* begin *

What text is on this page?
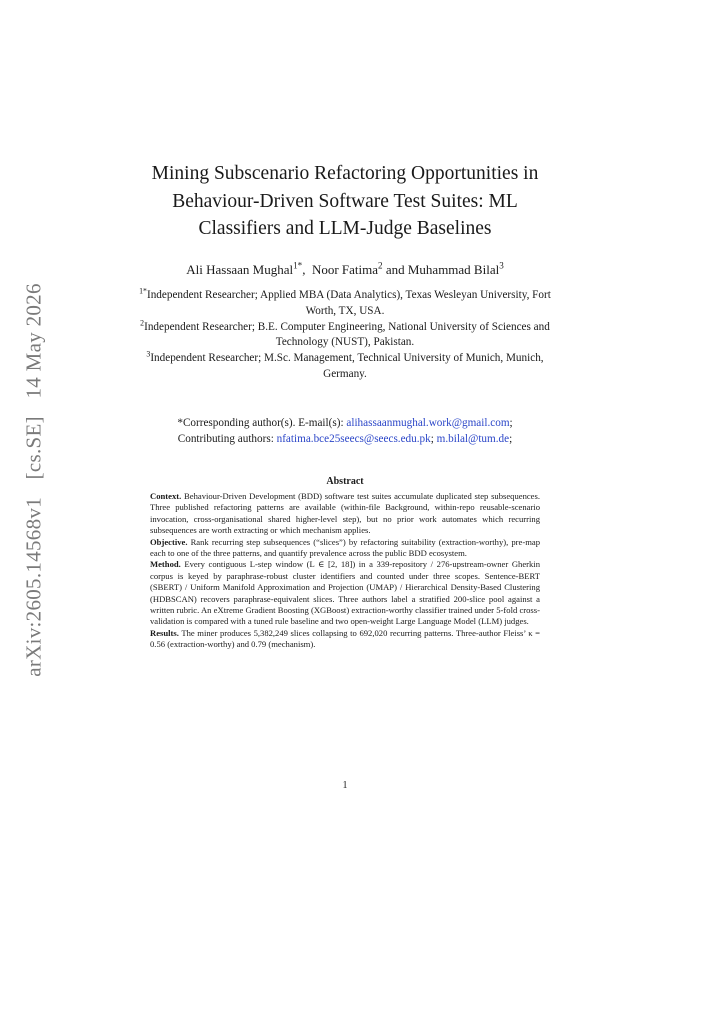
arXiv:2605.14568v1 [cs.SE] 14 May 2026
Mining Subscenario Refactoring Opportunities in Behaviour-Driven Software Test Suites: ML Classifiers and LLM-Judge Baselines
Ali Hassaan Mughal$^{1*}$,  Noor Fatima$^2$ and Muhammad Bilal$^3$
$^{1*}$Independent Researcher; Applied MBA (Data Analytics), Texas Wesleyan University, Fort Worth, TX, USA.
$^2$Independent Researcher; B.E. Computer Engineering, National University of Sciences and Technology (NUST), Pakistan.
$^3$Independent Researcher; M.Sc. Management, Technical University of Munich, Munich, Germany.
*Corresponding author(s). E-mail(s): alihassaanmughal.work@gmail.com;
Contributing authors: nfatima.bce25seecs@seecs.edu.pk; m.bilal@tum.de;
Abstract

Context. Behaviour-Driven Development (BDD) software test suites accumulate duplicated step subsequences. Three published refactoring patterns are available (within-file Background, within-repo reusable-scenario invocation, cross-organisational shared higher-level step), but no prior work automates which recurring subsequences are worth extracting or which mechanism applies.

Objective. Rank recurring step subsequences (“slices”) by refactoring suitability (extraction-worthy), pre-map each to one of the three patterns, and quantify prevalence across the public BDD ecosystem.

Method. Every contiguous L-step window (L ∈ [2, 18]) in a 339-repository / 276-upstream-owner Gherkin corpus is keyed by paraphrase-robust cluster identifiers and counted under three scopes. Sentence-BERT (SBERT) / Uniform Manifold Approximation and Projection (UMAP) / Hierarchical Density-Based Clustering (HDBSCAN) recovers paraphrase-equivalent slices. Three authors label a stratified 200-slice pool against a written rubric. An eXtreme Gradient Boosting (XGBoost) extraction-worthy classifier trained under 5-fold cross-validation is compared with a tuned rule baseline and two open-weight Large Language Model (LLM) judges.

Results. The miner produces 5,382,249 slices collapsing to 692,020 recurring patterns. Three-author Fleiss’ κ = 0.56 (extraction-worthy) and 0.79 (mechanism).

1
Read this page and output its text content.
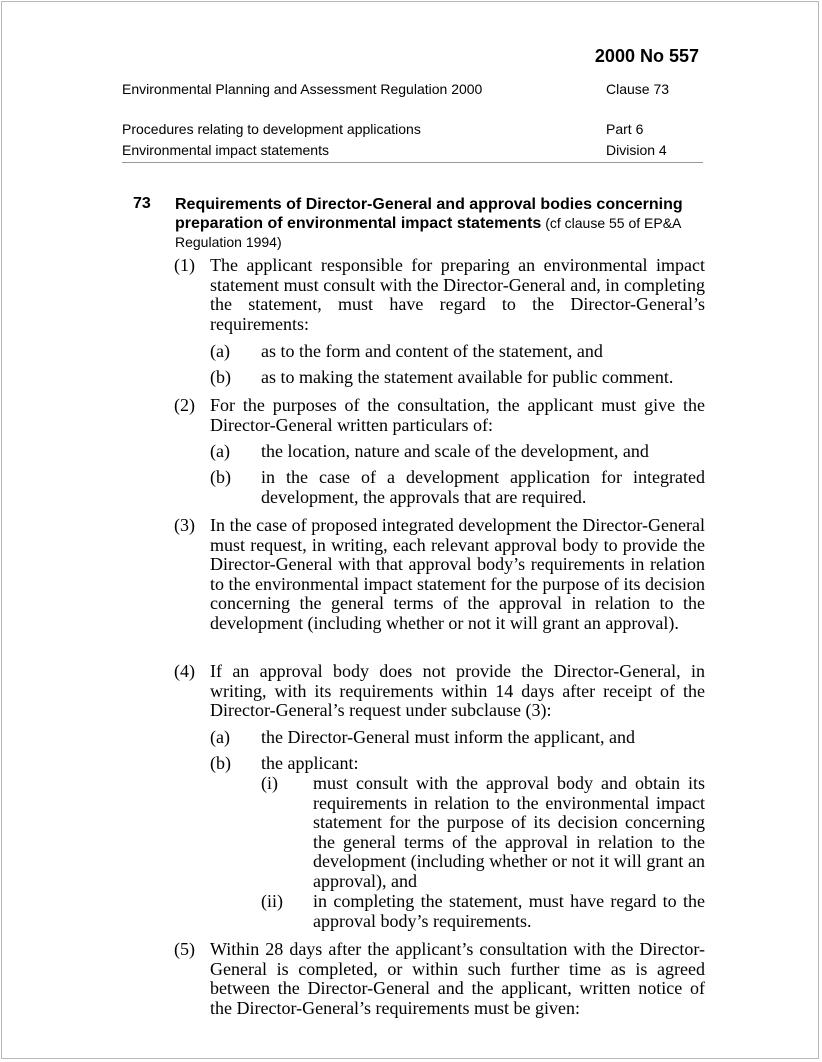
2000 No 557
Environmental Planning and Assessment Regulation 2000	Clause 73
Procedures relating to development applications	Part 6
Environmental impact statements	Division 4
73 Requirements of Director-General and approval bodies concerning preparation of environmental impact statements (cf clause 55 of EP&A Regulation 1994)
(1) The applicant responsible for preparing an environmental impact statement must consult with the Director-General and, in completing the statement, must have regard to the Director-General’s requirements:
(a) as to the form and content of the statement, and
(b) as to making the statement available for public comment.
(2) For the purposes of the consultation, the applicant must give the Director-General written particulars of:
(a) the location, nature and scale of the development, and
(b) in the case of a development application for integrated development, the approvals that are required.
(3) In the case of proposed integrated development the Director-General must request, in writing, each relevant approval body to provide the Director-General with that approval body’s requirements in relation to the environmental impact statement for the purpose of its decision concerning the general terms of the approval in relation to the development (including whether or not it will grant an approval).
(4) If an approval body does not provide the Director-General, in writing, with its requirements within 14 days after receipt of the Director-General’s request under subclause (3):
(a) the Director-General must inform the applicant, and
(b) the applicant:
(i) must consult with the approval body and obtain its requirements in relation to the environmental impact statement for the purpose of its decision concerning the general terms of the approval in relation to the development (including whether or not it will grant an approval), and
(ii) in completing the statement, must have regard to the approval body’s requirements.
(5) Within 28 days after the applicant’s consultation with the Director-General is completed, or within such further time as is agreed between the Director-General and the applicant, written notice of the Director-General’s requirements must be given:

* end *

What is needed:
Using the material above, work out how many lines contain the string "whether". Give that number alone.

Reply to the exercise:
2